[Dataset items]
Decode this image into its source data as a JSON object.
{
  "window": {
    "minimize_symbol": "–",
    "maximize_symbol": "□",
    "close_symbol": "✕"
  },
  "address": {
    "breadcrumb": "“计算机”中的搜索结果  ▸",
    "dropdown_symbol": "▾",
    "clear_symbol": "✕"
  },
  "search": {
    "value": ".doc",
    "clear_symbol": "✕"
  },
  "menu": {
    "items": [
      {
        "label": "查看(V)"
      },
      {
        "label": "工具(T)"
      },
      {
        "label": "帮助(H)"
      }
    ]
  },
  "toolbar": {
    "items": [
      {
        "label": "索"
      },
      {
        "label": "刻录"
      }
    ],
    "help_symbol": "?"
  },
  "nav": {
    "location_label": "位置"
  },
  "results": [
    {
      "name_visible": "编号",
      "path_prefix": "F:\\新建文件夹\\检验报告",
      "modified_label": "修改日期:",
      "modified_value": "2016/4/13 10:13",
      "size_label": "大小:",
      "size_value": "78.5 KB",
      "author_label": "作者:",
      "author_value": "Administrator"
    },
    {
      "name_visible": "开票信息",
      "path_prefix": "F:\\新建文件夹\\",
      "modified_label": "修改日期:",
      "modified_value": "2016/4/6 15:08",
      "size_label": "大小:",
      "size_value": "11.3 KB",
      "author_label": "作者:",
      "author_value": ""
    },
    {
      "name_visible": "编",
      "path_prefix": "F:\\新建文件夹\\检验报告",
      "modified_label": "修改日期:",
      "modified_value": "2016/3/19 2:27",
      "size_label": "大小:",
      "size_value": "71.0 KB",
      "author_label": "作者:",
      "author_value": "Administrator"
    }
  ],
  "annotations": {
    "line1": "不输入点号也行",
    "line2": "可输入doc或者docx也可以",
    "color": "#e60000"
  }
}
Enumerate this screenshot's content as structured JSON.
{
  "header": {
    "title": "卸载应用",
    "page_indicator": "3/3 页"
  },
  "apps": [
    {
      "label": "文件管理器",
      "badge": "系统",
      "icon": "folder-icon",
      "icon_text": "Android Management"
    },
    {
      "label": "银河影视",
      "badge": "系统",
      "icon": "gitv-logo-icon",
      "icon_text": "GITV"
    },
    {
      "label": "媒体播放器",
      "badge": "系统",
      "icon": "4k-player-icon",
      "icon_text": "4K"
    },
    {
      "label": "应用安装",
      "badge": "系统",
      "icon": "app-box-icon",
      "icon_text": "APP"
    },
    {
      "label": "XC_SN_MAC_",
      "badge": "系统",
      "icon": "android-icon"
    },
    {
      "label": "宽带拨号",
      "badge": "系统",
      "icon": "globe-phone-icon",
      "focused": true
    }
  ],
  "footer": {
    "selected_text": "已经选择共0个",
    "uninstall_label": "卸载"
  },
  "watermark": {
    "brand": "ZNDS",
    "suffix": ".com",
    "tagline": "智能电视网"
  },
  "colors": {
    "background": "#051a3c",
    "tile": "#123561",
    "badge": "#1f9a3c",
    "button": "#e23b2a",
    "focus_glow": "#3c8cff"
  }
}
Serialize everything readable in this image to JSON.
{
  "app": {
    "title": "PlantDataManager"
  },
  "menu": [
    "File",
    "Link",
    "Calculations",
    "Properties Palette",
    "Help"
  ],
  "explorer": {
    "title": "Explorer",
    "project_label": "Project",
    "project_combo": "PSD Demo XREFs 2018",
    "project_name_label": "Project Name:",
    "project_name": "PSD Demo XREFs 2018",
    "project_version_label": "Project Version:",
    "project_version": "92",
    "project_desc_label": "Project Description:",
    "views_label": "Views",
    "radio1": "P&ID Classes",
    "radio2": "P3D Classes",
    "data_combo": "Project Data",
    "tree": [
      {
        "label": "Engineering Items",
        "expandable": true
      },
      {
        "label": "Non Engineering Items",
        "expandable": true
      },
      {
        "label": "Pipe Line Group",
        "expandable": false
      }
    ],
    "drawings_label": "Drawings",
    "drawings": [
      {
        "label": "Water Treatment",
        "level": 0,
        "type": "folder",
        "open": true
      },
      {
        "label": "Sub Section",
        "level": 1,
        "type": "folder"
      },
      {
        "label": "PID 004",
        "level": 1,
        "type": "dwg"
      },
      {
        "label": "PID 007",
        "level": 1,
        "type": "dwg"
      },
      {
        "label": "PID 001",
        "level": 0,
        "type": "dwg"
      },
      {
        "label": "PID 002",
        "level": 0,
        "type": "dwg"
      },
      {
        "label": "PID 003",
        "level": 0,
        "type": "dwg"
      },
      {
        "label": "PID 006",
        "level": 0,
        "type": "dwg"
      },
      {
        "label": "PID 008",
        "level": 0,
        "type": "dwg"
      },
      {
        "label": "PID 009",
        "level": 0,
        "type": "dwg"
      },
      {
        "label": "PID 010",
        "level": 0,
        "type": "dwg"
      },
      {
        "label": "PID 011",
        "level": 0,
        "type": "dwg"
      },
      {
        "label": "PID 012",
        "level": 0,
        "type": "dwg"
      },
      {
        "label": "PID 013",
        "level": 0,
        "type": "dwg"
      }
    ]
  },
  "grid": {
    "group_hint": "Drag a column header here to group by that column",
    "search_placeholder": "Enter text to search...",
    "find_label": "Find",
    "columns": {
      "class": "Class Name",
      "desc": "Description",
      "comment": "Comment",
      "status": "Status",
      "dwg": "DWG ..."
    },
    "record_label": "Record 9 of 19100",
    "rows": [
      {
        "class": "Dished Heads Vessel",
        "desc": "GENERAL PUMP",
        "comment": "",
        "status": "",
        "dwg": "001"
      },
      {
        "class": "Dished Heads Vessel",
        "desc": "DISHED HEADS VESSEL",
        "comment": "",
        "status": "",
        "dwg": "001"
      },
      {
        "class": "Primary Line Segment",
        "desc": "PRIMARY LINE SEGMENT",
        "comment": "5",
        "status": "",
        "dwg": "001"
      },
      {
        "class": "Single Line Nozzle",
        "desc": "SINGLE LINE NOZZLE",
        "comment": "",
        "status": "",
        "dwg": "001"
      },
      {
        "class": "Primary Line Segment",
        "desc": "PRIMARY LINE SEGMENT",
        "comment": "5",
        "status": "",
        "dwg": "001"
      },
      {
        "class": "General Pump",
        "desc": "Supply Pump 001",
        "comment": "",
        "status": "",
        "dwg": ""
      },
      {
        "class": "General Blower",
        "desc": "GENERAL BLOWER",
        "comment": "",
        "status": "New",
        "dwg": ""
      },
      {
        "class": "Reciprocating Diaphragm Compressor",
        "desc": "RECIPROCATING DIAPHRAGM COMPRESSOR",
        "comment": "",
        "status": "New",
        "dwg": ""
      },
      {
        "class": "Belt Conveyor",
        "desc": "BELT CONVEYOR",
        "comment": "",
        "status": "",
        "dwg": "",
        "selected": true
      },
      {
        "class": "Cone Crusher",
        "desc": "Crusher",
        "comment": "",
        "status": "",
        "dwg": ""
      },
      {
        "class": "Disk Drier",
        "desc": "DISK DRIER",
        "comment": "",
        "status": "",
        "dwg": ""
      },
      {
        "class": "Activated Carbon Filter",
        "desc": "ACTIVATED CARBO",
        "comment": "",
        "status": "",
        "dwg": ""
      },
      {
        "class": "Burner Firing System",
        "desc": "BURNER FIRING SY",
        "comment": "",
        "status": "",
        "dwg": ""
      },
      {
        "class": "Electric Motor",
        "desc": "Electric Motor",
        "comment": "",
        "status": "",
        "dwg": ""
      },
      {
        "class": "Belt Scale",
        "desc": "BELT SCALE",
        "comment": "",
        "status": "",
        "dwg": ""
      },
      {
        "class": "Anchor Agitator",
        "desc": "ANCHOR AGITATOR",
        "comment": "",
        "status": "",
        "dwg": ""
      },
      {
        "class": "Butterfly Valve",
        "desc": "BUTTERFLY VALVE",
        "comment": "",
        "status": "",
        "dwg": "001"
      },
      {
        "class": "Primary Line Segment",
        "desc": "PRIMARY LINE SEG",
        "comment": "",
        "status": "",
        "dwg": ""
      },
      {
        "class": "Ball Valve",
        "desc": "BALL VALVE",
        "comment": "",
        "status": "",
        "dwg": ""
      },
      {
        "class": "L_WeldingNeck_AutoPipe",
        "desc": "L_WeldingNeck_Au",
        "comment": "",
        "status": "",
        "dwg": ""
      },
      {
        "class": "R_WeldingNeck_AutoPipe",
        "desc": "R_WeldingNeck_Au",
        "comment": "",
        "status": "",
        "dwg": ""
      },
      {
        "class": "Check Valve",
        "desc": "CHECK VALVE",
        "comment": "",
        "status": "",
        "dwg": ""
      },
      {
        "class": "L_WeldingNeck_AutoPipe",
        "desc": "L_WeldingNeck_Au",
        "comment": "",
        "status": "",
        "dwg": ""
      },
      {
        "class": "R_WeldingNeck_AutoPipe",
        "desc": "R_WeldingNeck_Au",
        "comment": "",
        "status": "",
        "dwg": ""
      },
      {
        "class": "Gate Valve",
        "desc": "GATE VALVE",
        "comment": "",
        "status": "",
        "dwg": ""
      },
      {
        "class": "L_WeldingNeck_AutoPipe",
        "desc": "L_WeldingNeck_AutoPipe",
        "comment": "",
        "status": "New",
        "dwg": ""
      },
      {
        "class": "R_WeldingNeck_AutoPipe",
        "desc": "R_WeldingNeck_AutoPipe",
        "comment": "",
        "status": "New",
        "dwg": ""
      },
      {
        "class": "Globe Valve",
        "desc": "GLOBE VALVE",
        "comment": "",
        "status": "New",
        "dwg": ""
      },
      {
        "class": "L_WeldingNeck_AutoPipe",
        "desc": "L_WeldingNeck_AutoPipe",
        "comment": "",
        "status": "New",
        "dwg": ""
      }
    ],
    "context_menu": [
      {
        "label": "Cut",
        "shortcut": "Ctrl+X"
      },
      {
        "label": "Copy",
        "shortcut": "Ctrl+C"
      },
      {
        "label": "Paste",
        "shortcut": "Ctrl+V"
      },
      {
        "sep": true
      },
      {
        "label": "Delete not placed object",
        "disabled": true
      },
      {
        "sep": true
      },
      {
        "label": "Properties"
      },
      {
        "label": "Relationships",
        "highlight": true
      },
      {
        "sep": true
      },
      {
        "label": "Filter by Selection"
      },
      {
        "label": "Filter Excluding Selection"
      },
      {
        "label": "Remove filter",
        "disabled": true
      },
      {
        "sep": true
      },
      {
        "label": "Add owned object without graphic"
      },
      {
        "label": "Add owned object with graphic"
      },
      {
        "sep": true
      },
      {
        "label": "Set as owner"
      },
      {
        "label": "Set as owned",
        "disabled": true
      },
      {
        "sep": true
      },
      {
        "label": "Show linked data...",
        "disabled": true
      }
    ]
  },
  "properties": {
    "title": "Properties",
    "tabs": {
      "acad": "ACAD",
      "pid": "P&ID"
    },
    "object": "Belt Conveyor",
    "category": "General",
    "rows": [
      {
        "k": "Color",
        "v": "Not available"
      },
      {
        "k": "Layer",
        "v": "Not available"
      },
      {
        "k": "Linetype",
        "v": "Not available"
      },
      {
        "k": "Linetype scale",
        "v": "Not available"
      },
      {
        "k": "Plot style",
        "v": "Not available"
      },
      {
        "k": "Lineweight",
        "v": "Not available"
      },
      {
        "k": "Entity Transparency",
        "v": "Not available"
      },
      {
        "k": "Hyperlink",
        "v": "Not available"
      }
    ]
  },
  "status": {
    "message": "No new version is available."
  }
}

Goal
In the listing, find all lines with the string "Demo" and copy them.

Completed task
    "project_combo": "PSD Demo XREFs 2018",
    "project_name": "PSD Demo XREFs 2018",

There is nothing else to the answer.